Leave every picture out and write out the records below exactly.

▶ STORED ROWS:
________

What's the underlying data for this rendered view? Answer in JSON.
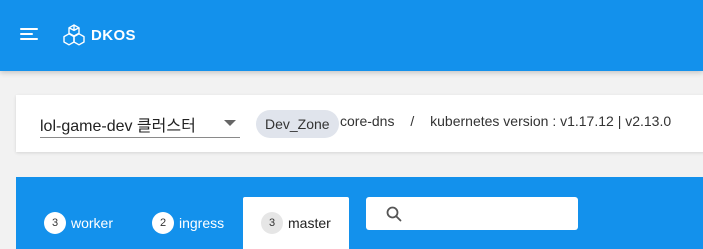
{
  "header": {
    "menu_icon": "hamburger-menu-icon",
    "logo_icon": "cube-cluster-logo-icon",
    "logo_text": "DKOS",
    "background_color": "#1391ec"
  },
  "cluster_bar": {
    "cluster_select": {
      "value": "lol-game-dev 클러스터"
    },
    "zone_chip": "Dev_Zone",
    "service": "core-dns",
    "separator": "/",
    "kubernetes_version": "kubernetes version : v1.17.12 | v2.13.0"
  },
  "node_tabs": {
    "items": [
      {
        "count": "3",
        "label": "worker",
        "active": false
      },
      {
        "count": "2",
        "label": "ingress",
        "active": false
      },
      {
        "count": "3",
        "label": "master",
        "active": true
      }
    ],
    "search": {
      "icon": "search-icon",
      "value": "",
      "placeholder": ""
    }
  }
}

________

▶ SOLUTION BELOW:
What's the underlying data for this rendered view? Answer in JSON.
{
  "header": {
    "menu_icon": "hamburger-menu-icon",
    "logo_icon": "cube-cluster-logo-icon",
    "logo_text": "DKOS",
    "background_color": "#1391ec"
  },
  "cluster_bar": {
    "cluster_select": {
      "value": "lol-game-dev 클러스터"
    },
    "zone_chip": "Dev_Zone",
    "service": "core-dns",
    "separator": "/",
    "kubernetes_version": "kubernetes version : v1.17.12 | v2.13.0"
  },
  "node_tabs": {
    "items": [
      {
        "count": "3",
        "label": "worker",
        "active": false
      },
      {
        "count": "2",
        "label": "ingress",
        "active": false
      },
      {
        "count": "3",
        "label": "master",
        "active": true
      }
    ],
    "search": {
      "icon": "search-icon",
      "value": "",
      "placeholder": ""
    }
  }
}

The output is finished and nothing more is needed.